start Records for this task
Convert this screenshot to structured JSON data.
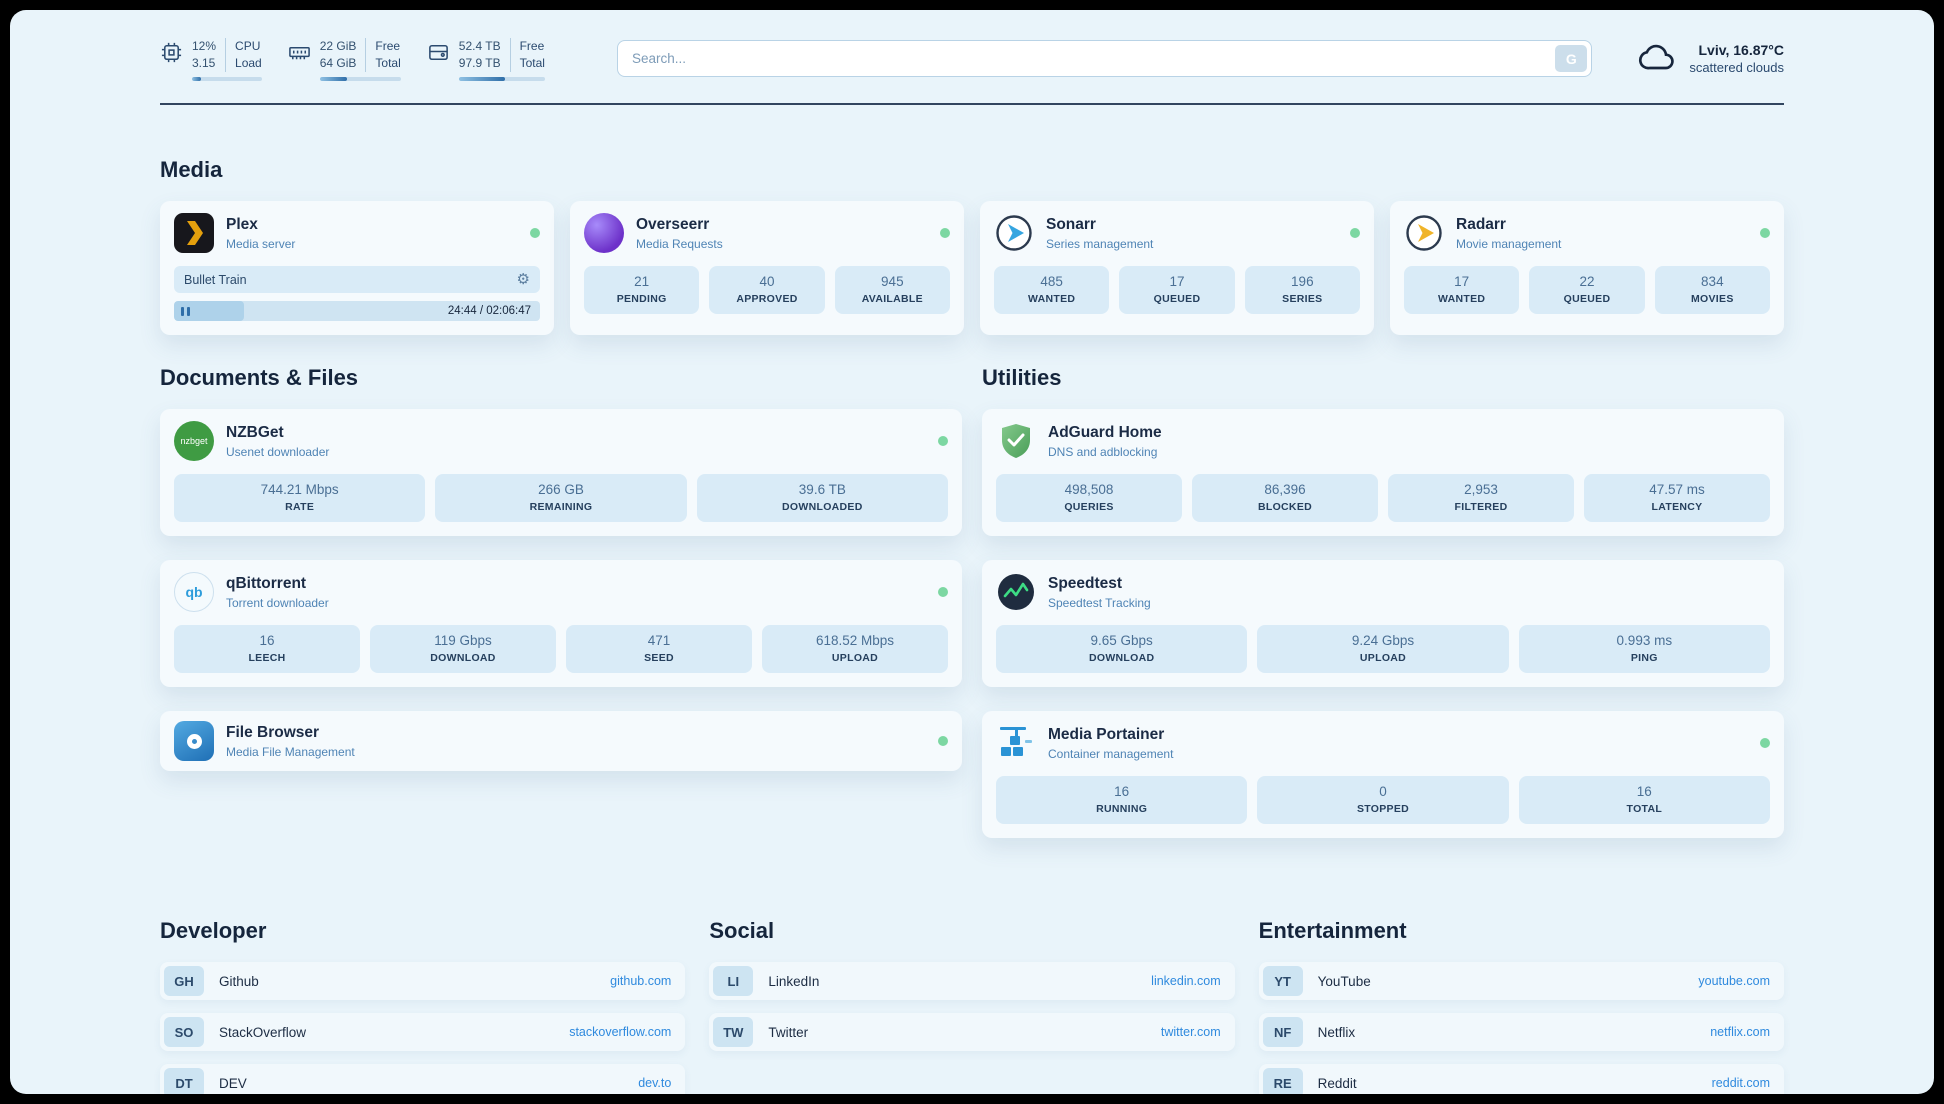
{
  "icons": {
    "gear": "⚙",
    "nzbget_label": "nzbget",
    "qb_label": "qb"
  },
  "topbar": {
    "cpu": {
      "percent": "12%",
      "load": "3.15",
      "label_top": "CPU",
      "label_bottom": "Load",
      "progress": 13
    },
    "ram": {
      "free": "22 GiB",
      "total": "64 GiB",
      "label_top": "Free",
      "label_bottom": "Total",
      "progress": 34
    },
    "disk": {
      "free": "52.4 TB",
      "total": "97.9 TB",
      "label_top": "Free",
      "label_bottom": "Total",
      "progress": 54
    },
    "search": {
      "placeholder": "Search...",
      "button_label": "G"
    },
    "weather": {
      "location": "Lviv, 16.87°C",
      "condition": "scattered clouds"
    }
  },
  "media": {
    "title": "Media",
    "plex": {
      "title": "Plex",
      "subtitle": "Media server",
      "now_playing": "Bullet Train",
      "time": "24:44 / 02:06:47",
      "progress": 19
    },
    "overseerr": {
      "title": "Overseerr",
      "subtitle": "Media Requests",
      "stats": [
        {
          "value": "21",
          "label": "PENDING"
        },
        {
          "value": "40",
          "label": "APPROVED"
        },
        {
          "value": "945",
          "label": "AVAILABLE"
        }
      ]
    },
    "sonarr": {
      "title": "Sonarr",
      "subtitle": "Series management",
      "stats": [
        {
          "value": "485",
          "label": "WANTED"
        },
        {
          "value": "17",
          "label": "QUEUED"
        },
        {
          "value": "196",
          "label": "SERIES"
        }
      ]
    },
    "radarr": {
      "title": "Radarr",
      "subtitle": "Movie management",
      "stats": [
        {
          "value": "17",
          "label": "WANTED"
        },
        {
          "value": "22",
          "label": "QUEUED"
        },
        {
          "value": "834",
          "label": "MOVIES"
        }
      ]
    }
  },
  "documents": {
    "title": "Documents & Files",
    "nzbget": {
      "title": "NZBGet",
      "subtitle": "Usenet downloader",
      "stats": [
        {
          "value": "744.21 Mbps",
          "label": "RATE"
        },
        {
          "value": "266 GB",
          "label": "REMAINING"
        },
        {
          "value": "39.6 TB",
          "label": "DOWNLOADED"
        }
      ]
    },
    "qbittorrent": {
      "title": "qBittorrent",
      "subtitle": "Torrent downloader",
      "stats": [
        {
          "value": "16",
          "label": "LEECH"
        },
        {
          "value": "119 Gbps",
          "label": "DOWNLOAD"
        },
        {
          "value": "471",
          "label": "SEED"
        },
        {
          "value": "618.52 Mbps",
          "label": "UPLOAD"
        }
      ]
    },
    "filebrowser": {
      "title": "File Browser",
      "subtitle": "Media File Management"
    }
  },
  "utilities": {
    "title": "Utilities",
    "adguard": {
      "title": "AdGuard Home",
      "subtitle": "DNS and adblocking",
      "stats": [
        {
          "value": "498,508",
          "label": "QUERIES"
        },
        {
          "value": "86,396",
          "label": "BLOCKED"
        },
        {
          "value": "2,953",
          "label": "FILTERED"
        },
        {
          "value": "47.57 ms",
          "label": "LATENCY"
        }
      ]
    },
    "speedtest": {
      "title": "Speedtest",
      "subtitle": "Speedtest Tracking",
      "stats": [
        {
          "value": "9.65 Gbps",
          "label": "DOWNLOAD"
        },
        {
          "value": "9.24 Gbps",
          "label": "UPLOAD"
        },
        {
          "value": "0.993 ms",
          "label": "PING"
        }
      ]
    },
    "portainer": {
      "title": "Media Portainer",
      "subtitle": "Container management",
      "stats": [
        {
          "value": "16",
          "label": "RUNNING"
        },
        {
          "value": "0",
          "label": "STOPPED"
        },
        {
          "value": "16",
          "label": "TOTAL"
        }
      ]
    }
  },
  "link_sections": {
    "developer": {
      "title": "Developer",
      "links": [
        {
          "badge": "GH",
          "name": "Github",
          "url": "github.com"
        },
        {
          "badge": "SO",
          "name": "StackOverflow",
          "url": "stackoverflow.com"
        },
        {
          "badge": "DT",
          "name": "DEV",
          "url": "dev.to"
        }
      ]
    },
    "social": {
      "title": "Social",
      "links": [
        {
          "badge": "LI",
          "name": "LinkedIn",
          "url": "linkedin.com"
        },
        {
          "badge": "TW",
          "name": "Twitter",
          "url": "twitter.com"
        }
      ]
    },
    "entertainment": {
      "title": "Entertainment",
      "links": [
        {
          "badge": "YT",
          "name": "YouTube",
          "url": "youtube.com"
        },
        {
          "badge": "NF",
          "name": "Netflix",
          "url": "netflix.com"
        },
        {
          "badge": "RE",
          "name": "Reddit",
          "url": "reddit.com"
        }
      ]
    }
  }
}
end Records for this task
Where a line in the entries holds "name", copy that line.

| Complete response |
          "name": "Github",
          "name": "StackOverflow",
          "name": "DEV",
          "name": "LinkedIn",
          "name": "Twitter",
          "name": "YouTube",
          "name": "Netflix",
          "name": "Reddit",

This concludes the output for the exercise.